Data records
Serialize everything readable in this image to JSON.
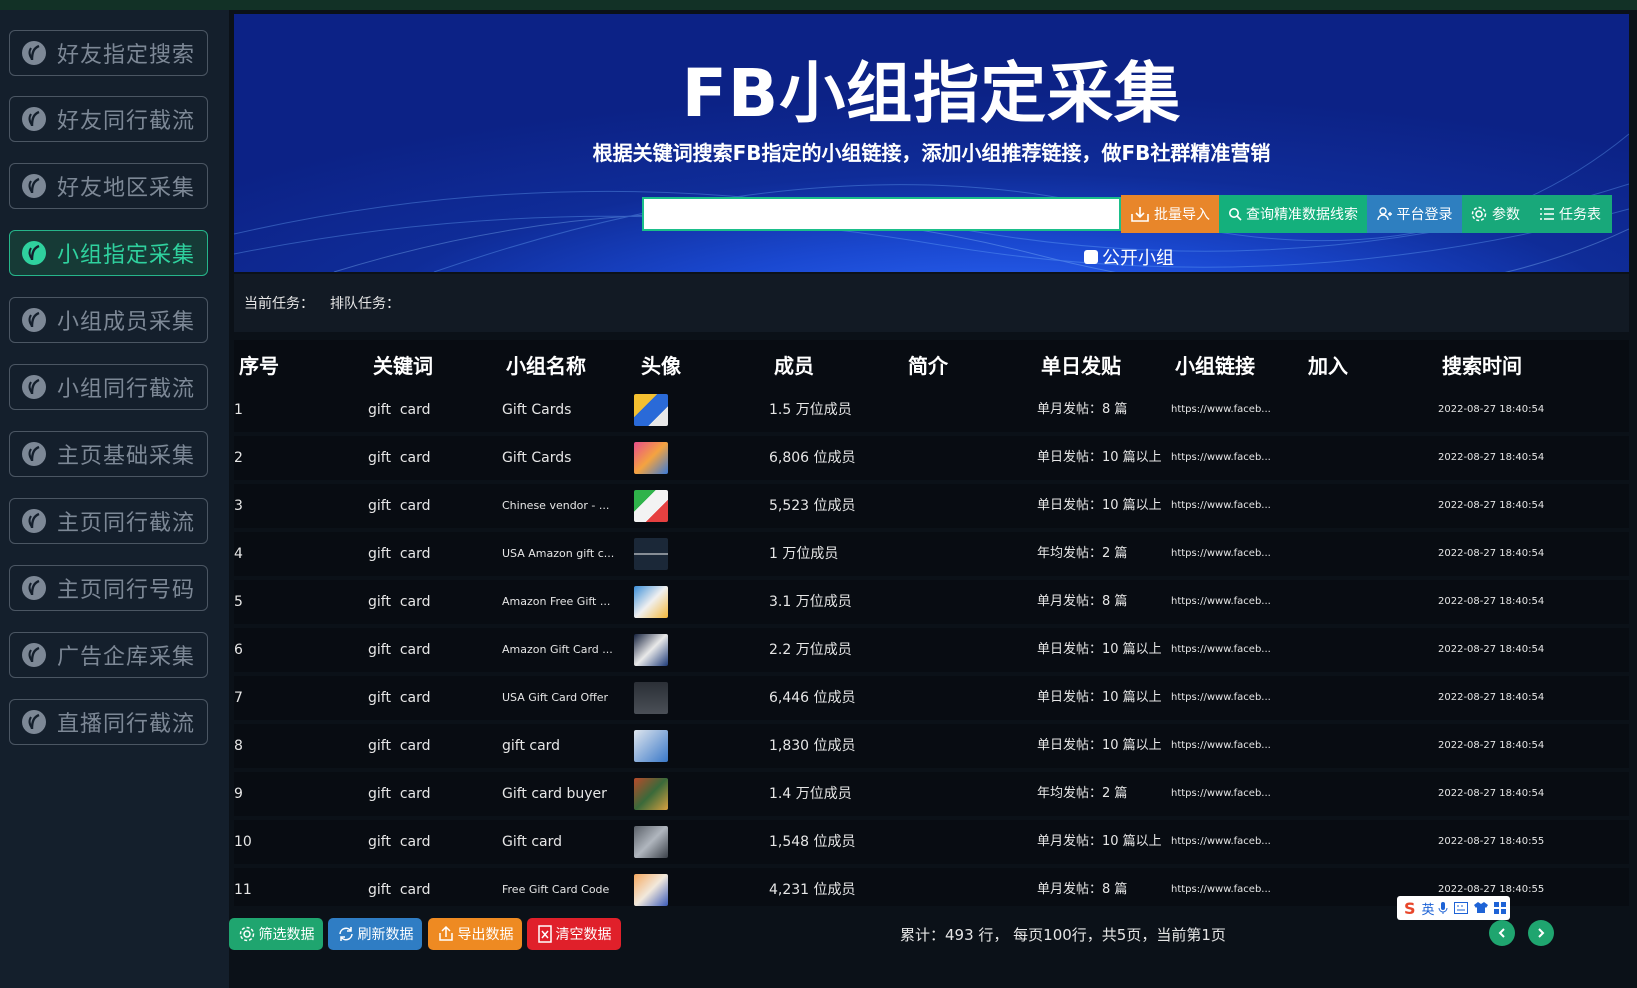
{
  "sidebar": {
    "items": [
      {
        "label": "好友指定搜索",
        "active": false
      },
      {
        "label": "好友同行截流",
        "active": false
      },
      {
        "label": "好友地区采集",
        "active": false
      },
      {
        "label": "小组指定采集",
        "active": true
      },
      {
        "label": "小组成员采集",
        "active": false
      },
      {
        "label": "小组同行截流",
        "active": false
      },
      {
        "label": "主页基础采集",
        "active": false
      },
      {
        "label": "主页同行截流",
        "active": false
      },
      {
        "label": "主页同行号码",
        "active": false
      },
      {
        "label": "广告企库采集",
        "active": false
      },
      {
        "label": "直播同行截流",
        "active": false
      }
    ],
    "icon": "leaf-icon",
    "colors": {
      "active": "#2fd19e",
      "inactive": "#7d8896"
    }
  },
  "hero": {
    "title": "FB小组指定采集",
    "subtitle": "根据关键词搜索FB指定的小组链接，添加小组推荐链接，做FB社群精准营销",
    "search_value": "",
    "buttons": {
      "import": "批量导入",
      "query": "查询精准数据线索",
      "login": "平台登录",
      "params": "参数",
      "tasks": "任务表"
    },
    "public_group_label": "公开小组",
    "public_group_checked": false
  },
  "tasks": {
    "current_label": "当前任务：",
    "queue_label": "排队任务："
  },
  "table": {
    "headers": [
      "序号",
      "关键词",
      "小组名称",
      "头像",
      "成员",
      "简介",
      "单日发贴",
      "小组链接",
      "加入",
      "搜索时间"
    ],
    "rows": [
      {
        "no": "1",
        "keyword": "gift  card",
        "name": "Gift Cards",
        "members": "1.5 万位成员",
        "intro": "",
        "daily": "单月发帖：8 篇",
        "link": "https://www.faceb...",
        "join": "",
        "time": "2022-08-27 18:40:54"
      },
      {
        "no": "2",
        "keyword": "gift  card",
        "name": "Gift Cards",
        "members": "6,806 位成员",
        "intro": "",
        "daily": "单日发帖：10 篇以上",
        "link": "https://www.faceb...",
        "join": "",
        "time": "2022-08-27 18:40:54"
      },
      {
        "no": "3",
        "keyword": "gift  card",
        "name": "Chinese vendor - ...",
        "members": "5,523 位成员",
        "intro": "",
        "daily": "单日发帖：10 篇以上",
        "link": "https://www.faceb...",
        "join": "",
        "time": "2022-08-27 18:40:54"
      },
      {
        "no": "4",
        "keyword": "gift  card",
        "name": "USA Amazon gift c...",
        "members": "1 万位成员",
        "intro": "",
        "daily": "年均发帖：2 篇",
        "link": "https://www.faceb...",
        "join": "",
        "time": "2022-08-27 18:40:54"
      },
      {
        "no": "5",
        "keyword": "gift  card",
        "name": "Amazon Free Gift ...",
        "members": "3.1 万位成员",
        "intro": "",
        "daily": "单月发帖：8 篇",
        "link": "https://www.faceb...",
        "join": "",
        "time": "2022-08-27 18:40:54"
      },
      {
        "no": "6",
        "keyword": "gift  card",
        "name": "Amazon Gift Card ...",
        "members": "2.2 万位成员",
        "intro": "",
        "daily": "单日发帖：10 篇以上",
        "link": "https://www.faceb...",
        "join": "",
        "time": "2022-08-27 18:40:54"
      },
      {
        "no": "7",
        "keyword": "gift  card",
        "name": "USA Gift Card Offer",
        "members": "6,446 位成员",
        "intro": "",
        "daily": "单日发帖：10 篇以上",
        "link": "https://www.faceb...",
        "join": "",
        "time": "2022-08-27 18:40:54"
      },
      {
        "no": "8",
        "keyword": "gift  card",
        "name": "gift card",
        "members": "1,830 位成员",
        "intro": "",
        "daily": "单日发帖：10 篇以上",
        "link": "https://www.faceb...",
        "join": "",
        "time": "2022-08-27 18:40:54"
      },
      {
        "no": "9",
        "keyword": "gift  card",
        "name": "Gift card buyer",
        "members": "1.4 万位成员",
        "intro": "",
        "daily": "年均发帖：2 篇",
        "link": "https://www.faceb...",
        "join": "",
        "time": "2022-08-27 18:40:54"
      },
      {
        "no": "10",
        "keyword": "gift  card",
        "name": "Gift card",
        "members": "1,548 位成员",
        "intro": "",
        "daily": "单月发帖：10 篇以上",
        "link": "https://www.faceb...",
        "join": "",
        "time": "2022-08-27 18:40:55"
      },
      {
        "no": "11",
        "keyword": "gift  card",
        "name": "Free Gift Card Code",
        "members": "4,231 位成员",
        "intro": "",
        "daily": "单月发帖：8 篇",
        "link": "https://www.faceb...",
        "join": "",
        "time": "2022-08-27 18:40:55"
      }
    ]
  },
  "footer": {
    "buttons": {
      "filter": "筛选数据",
      "refresh": "刷新数据",
      "export": "导出数据",
      "clear": "清空数据"
    },
    "stats": "累计：493 行，  每页100行，共5页，当前第1页",
    "ime": {
      "logo": "S",
      "lang": "英"
    }
  },
  "colors": {
    "import": "#e8862a",
    "query": "#14b07c",
    "login": "#2e7fc0",
    "params": "#18a87a",
    "tasks": "#18a87a",
    "filter": "#1fa56f",
    "refresh": "#2f7dc4",
    "export": "#ee8a22",
    "clear": "#e0202a"
  }
}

TASK INSTRUCTIONS
Pictures in the records above are left out; print everything else exactly as written.

OUTPUT FOR THIS EXERCISE
Serialize everything readable in this image to JSON.
{
  "sidebar": {
    "items": [
      {
        "label": "好友指定搜索",
        "active": false
      },
      {
        "label": "好友同行截流",
        "active": false
      },
      {
        "label": "好友地区采集",
        "active": false
      },
      {
        "label": "小组指定采集",
        "active": true
      },
      {
        "label": "小组成员采集",
        "active": false
      },
      {
        "label": "小组同行截流",
        "active": false
      },
      {
        "label": "主页基础采集",
        "active": false
      },
      {
        "label": "主页同行截流",
        "active": false
      },
      {
        "label": "主页同行号码",
        "active": false
      },
      {
        "label": "广告企库采集",
        "active": false
      },
      {
        "label": "直播同行截流",
        "active": false
      }
    ],
    "icon": "leaf-icon",
    "colors": {
      "active": "#2fd19e",
      "inactive": "#7d8896"
    }
  },
  "hero": {
    "title": "FB小组指定采集",
    "subtitle": "根据关键词搜索FB指定的小组链接，添加小组推荐链接，做FB社群精准营销",
    "search_value": "",
    "buttons": {
      "import": "批量导入",
      "query": "查询精准数据线索",
      "login": "平台登录",
      "params": "参数",
      "tasks": "任务表"
    },
    "public_group_label": "公开小组",
    "public_group_checked": false
  },
  "tasks": {
    "current_label": "当前任务：",
    "queue_label": "排队任务："
  },
  "table": {
    "headers": [
      "序号",
      "关键词",
      "小组名称",
      "头像",
      "成员",
      "简介",
      "单日发贴",
      "小组链接",
      "加入",
      "搜索时间"
    ],
    "rows": [
      {
        "no": "1",
        "keyword": "gift  card",
        "name": "Gift Cards",
        "members": "1.5 万位成员",
        "intro": "",
        "daily": "单月发帖：8 篇",
        "link": "https://www.faceb...",
        "join": "",
        "time": "2022-08-27 18:40:54"
      },
      {
        "no": "2",
        "keyword": "gift  card",
        "name": "Gift Cards",
        "members": "6,806 位成员",
        "intro": "",
        "daily": "单日发帖：10 篇以上",
        "link": "https://www.faceb...",
        "join": "",
        "time": "2022-08-27 18:40:54"
      },
      {
        "no": "3",
        "keyword": "gift  card",
        "name": "Chinese vendor - ...",
        "members": "5,523 位成员",
        "intro": "",
        "daily": "单日发帖：10 篇以上",
        "link": "https://www.faceb...",
        "join": "",
        "time": "2022-08-27 18:40:54"
      },
      {
        "no": "4",
        "keyword": "gift  card",
        "name": "USA Amazon gift c...",
        "members": "1 万位成员",
        "intro": "",
        "daily": "年均发帖：2 篇",
        "link": "https://www.faceb...",
        "join": "",
        "time": "2022-08-27 18:40:54"
      },
      {
        "no": "5",
        "keyword": "gift  card",
        "name": "Amazon Free Gift ...",
        "members": "3.1 万位成员",
        "intro": "",
        "daily": "单月发帖：8 篇",
        "link": "https://www.faceb...",
        "join": "",
        "time": "2022-08-27 18:40:54"
      },
      {
        "no": "6",
        "keyword": "gift  card",
        "name": "Amazon Gift Card ...",
        "members": "2.2 万位成员",
        "intro": "",
        "daily": "单日发帖：10 篇以上",
        "link": "https://www.faceb...",
        "join": "",
        "time": "2022-08-27 18:40:54"
      },
      {
        "no": "7",
        "keyword": "gift  card",
        "name": "USA Gift Card Offer",
        "members": "6,446 位成员",
        "intro": "",
        "daily": "单日发帖：10 篇以上",
        "link": "https://www.faceb...",
        "join": "",
        "time": "2022-08-27 18:40:54"
      },
      {
        "no": "8",
        "keyword": "gift  card",
        "name": "gift card",
        "members": "1,830 位成员",
        "intro": "",
        "daily": "单日发帖：10 篇以上",
        "link": "https://www.faceb...",
        "join": "",
        "time": "2022-08-27 18:40:54"
      },
      {
        "no": "9",
        "keyword": "gift  card",
        "name": "Gift card buyer",
        "members": "1.4 万位成员",
        "intro": "",
        "daily": "年均发帖：2 篇",
        "link": "https://www.faceb...",
        "join": "",
        "time": "2022-08-27 18:40:54"
      },
      {
        "no": "10",
        "keyword": "gift  card",
        "name": "Gift card",
        "members": "1,548 位成员",
        "intro": "",
        "daily": "单月发帖：10 篇以上",
        "link": "https://www.faceb...",
        "join": "",
        "time": "2022-08-27 18:40:55"
      },
      {
        "no": "11",
        "keyword": "gift  card",
        "name": "Free Gift Card Code",
        "members": "4,231 位成员",
        "intro": "",
        "daily": "单月发帖：8 篇",
        "link": "https://www.faceb...",
        "join": "",
        "time": "2022-08-27 18:40:55"
      }
    ]
  },
  "footer": {
    "buttons": {
      "filter": "筛选数据",
      "refresh": "刷新数据",
      "export": "导出数据",
      "clear": "清空数据"
    },
    "stats": "累计：493 行，  每页100行，共5页，当前第1页",
    "ime": {
      "logo": "S",
      "lang": "英"
    }
  },
  "colors": {
    "import": "#e8862a",
    "query": "#14b07c",
    "login": "#2e7fc0",
    "params": "#18a87a",
    "tasks": "#18a87a",
    "filter": "#1fa56f",
    "refresh": "#2f7dc4",
    "export": "#ee8a22",
    "clear": "#e0202a"
  }
}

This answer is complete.